(Aim of the task): Scan the lines below; pull out those with "Hacking".

(Supplied data):
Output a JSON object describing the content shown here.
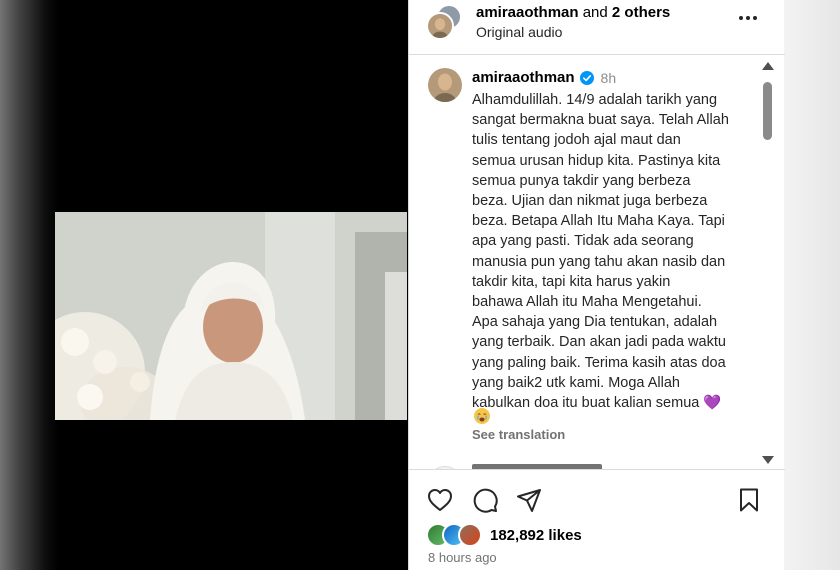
{
  "header": {
    "username": "amiraaothman",
    "and_text": "and",
    "others": "2 others",
    "audio": "Original audio"
  },
  "caption": {
    "username": "amiraaothman",
    "time": "8h",
    "lines": [
      "Alhamdulillah. 14/9 adalah tarikh yang",
      "sangat bermakna buat saya. Telah Allah",
      "tulis tentang jodoh ajal maut dan",
      "semua urusan hidup kita. Pastinya kita",
      "semua punya takdir yang berbeza",
      "beza. Ujian dan nikmat juga berbeza",
      "beza. Betapa Allah Itu Maha Kaya. Tapi",
      "apa yang pasti. Tidak ada seorang",
      "manusia pun yang tahu akan nasib dan",
      "takdir kita, tapi kita harus yakin",
      "bahawa Allah itu Maha Mengetahui.",
      "Apa sahaja yang Dia tentukan, adalah",
      "yang terbaik. Dan akan jadi pada waktu",
      "yang paling baik. Terima kasih atas doa",
      "yang baik2 utk kami. Moga Allah",
      "kabulkan doa itu buat kalian semua 💜"
    ],
    "see_translation": "See translation"
  },
  "likes": {
    "count_text": "182,892 likes"
  },
  "post_time": "8 hours ago",
  "colors": {
    "verified": "#0095f6",
    "secondary_text": "#737373",
    "border": "#dbdbdb"
  },
  "icons": {
    "more": "more-options-icon",
    "verified": "verified-badge-icon",
    "like": "heart-icon",
    "comment": "comment-icon",
    "share": "share-icon",
    "save": "bookmark-icon"
  }
}
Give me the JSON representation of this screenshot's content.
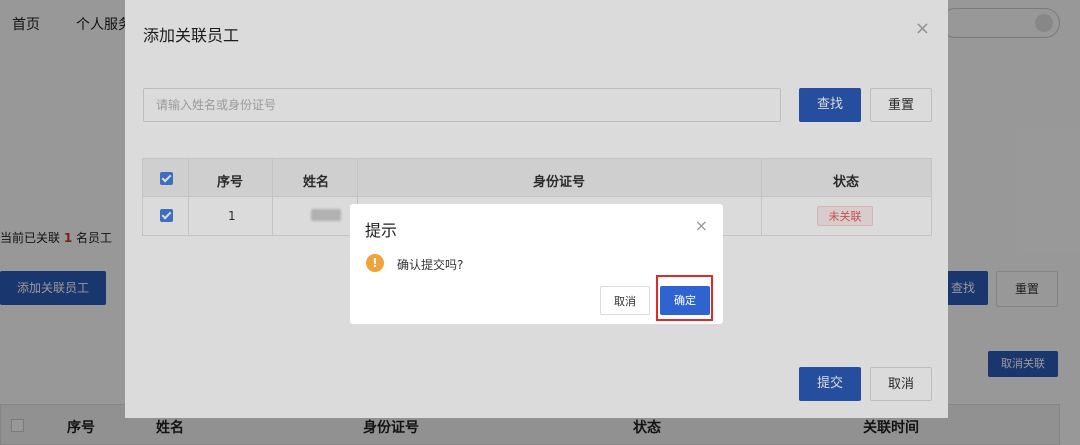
{
  "nav": {
    "home": "首页",
    "personal": "个人服务"
  },
  "background": {
    "linked_prefix": "当前已关联",
    "linked_count": "1",
    "linked_suffix": "名员工",
    "add_button": "添加关联员工",
    "search_button": "查找",
    "reset_button": "重置",
    "unlink_button": "取消关联",
    "table_headers": [
      "序号",
      "姓名",
      "身份证号",
      "状态",
      "关联时间"
    ]
  },
  "dialog": {
    "title": "添加关联员工",
    "close": "×",
    "search_placeholder": "请输入姓名或身份证号",
    "search_button": "查找",
    "reset_button": "重置",
    "table": {
      "headers": [
        "序号",
        "姓名",
        "身份证号",
        "状态"
      ],
      "rows": [
        {
          "index": "1",
          "name": "",
          "id_number": "",
          "status": "未关联"
        }
      ]
    },
    "submit_button": "提交",
    "cancel_button": "取消"
  },
  "confirm": {
    "title": "提示",
    "close": "×",
    "message": "确认提交吗?",
    "cancel_button": "取消",
    "ok_button": "确定"
  },
  "colors": {
    "primary": "#2d5bb9",
    "warning": "#f0a33a",
    "danger": "#e85d5d",
    "highlight": "#e02a2a"
  }
}
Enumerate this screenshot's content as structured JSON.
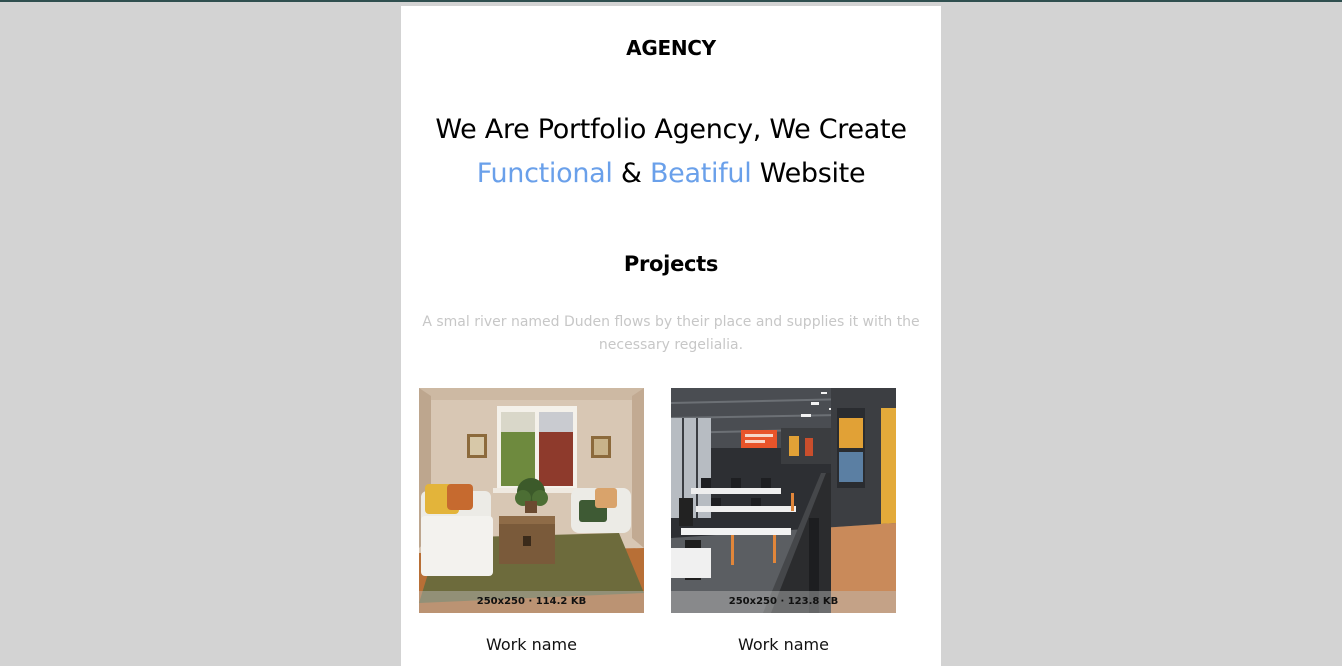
{
  "header": {
    "brand": "AGENCY"
  },
  "hero": {
    "line1": "We Are Portfolio Agency, We Create",
    "word_functional": "Functional",
    "amp": "&",
    "word_beautiful": "Beatiful",
    "word_website": "Website",
    "accent_color": "#6aa0ea"
  },
  "projects": {
    "title": "Projects",
    "description": "A smal river named Duden flows by their place and supplies it with the necessary regelialia.",
    "items": [
      {
        "image_caption": "250x250 · 114.2 KB",
        "name": "Work name",
        "image_subject": "living-room-photo"
      },
      {
        "image_caption": "250x250 · 123.8 KB",
        "name": "Work name",
        "image_subject": "office-interior-photo"
      }
    ]
  },
  "colors": {
    "page_background": "#d3d3d3",
    "card_background": "#ffffff",
    "muted_text": "#c7c7c7"
  }
}
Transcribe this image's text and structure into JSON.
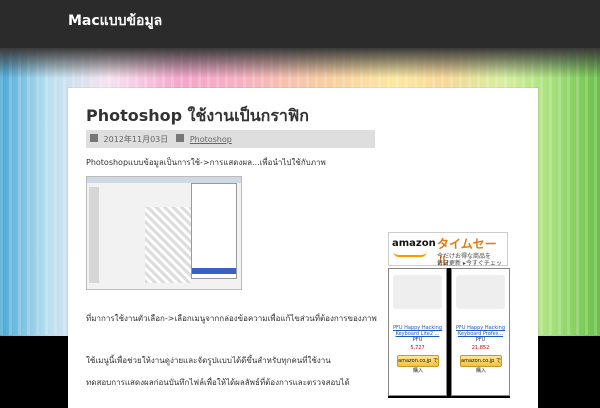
{
  "site": {
    "title": "Macแบบข้อมูล"
  },
  "post": {
    "title": "Photoshop ใช้งานเป็นกราฟิก",
    "date": "2012年11月03日",
    "category": "Photoshop",
    "p1": "Photoshopแบบข้อมูลเป็นการใช้->การแสดงผล...เพื่อนำไปใช้กับภาพ",
    "p2": "ที่มาการใช้งานตัวเลือก->เลือกเมนูจากกล่องข้อความเพื่อแก้ไขส่วนที่ต้องการของภาพ",
    "p3": "ใช้เมนูนี้เพื่อช่วยให้งานดูง่ายและจัดรูปแบบได้ดีขึ้นสำหรับทุกคนที่ใช้งาน",
    "p4": "ทดสอบการแสดงผลก่อนบันทึกไฟล์เพื่อให้ได้ผลลัพธ์ที่ต้องการและตรวจสอบได้"
  },
  "sidebar": {
    "banner": {
      "logo": "amazon",
      "headline": "タイムセール",
      "line1": "今だけお得な商品を",
      "line2": "毎日更新  ▸今すぐチェック"
    },
    "products": [
      {
        "name": "PFU Happy Hacking Keyboard Lite2 ...",
        "maker": "PFU",
        "price": "5,727",
        "button": "amazon.co.jp で購入",
        "style": "light"
      },
      {
        "name": "PFU Happy Hacking Keyboard Profes...",
        "maker": "PFU",
        "price": "21,852",
        "button": "amazon.co.jp で購入",
        "style": "dark"
      }
    ]
  }
}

(Output below):
        "name": "PFU Happy Hacking Keyboard Lite2 ...",
        "name": "PFU Happy Hacking Keyboard Profes...",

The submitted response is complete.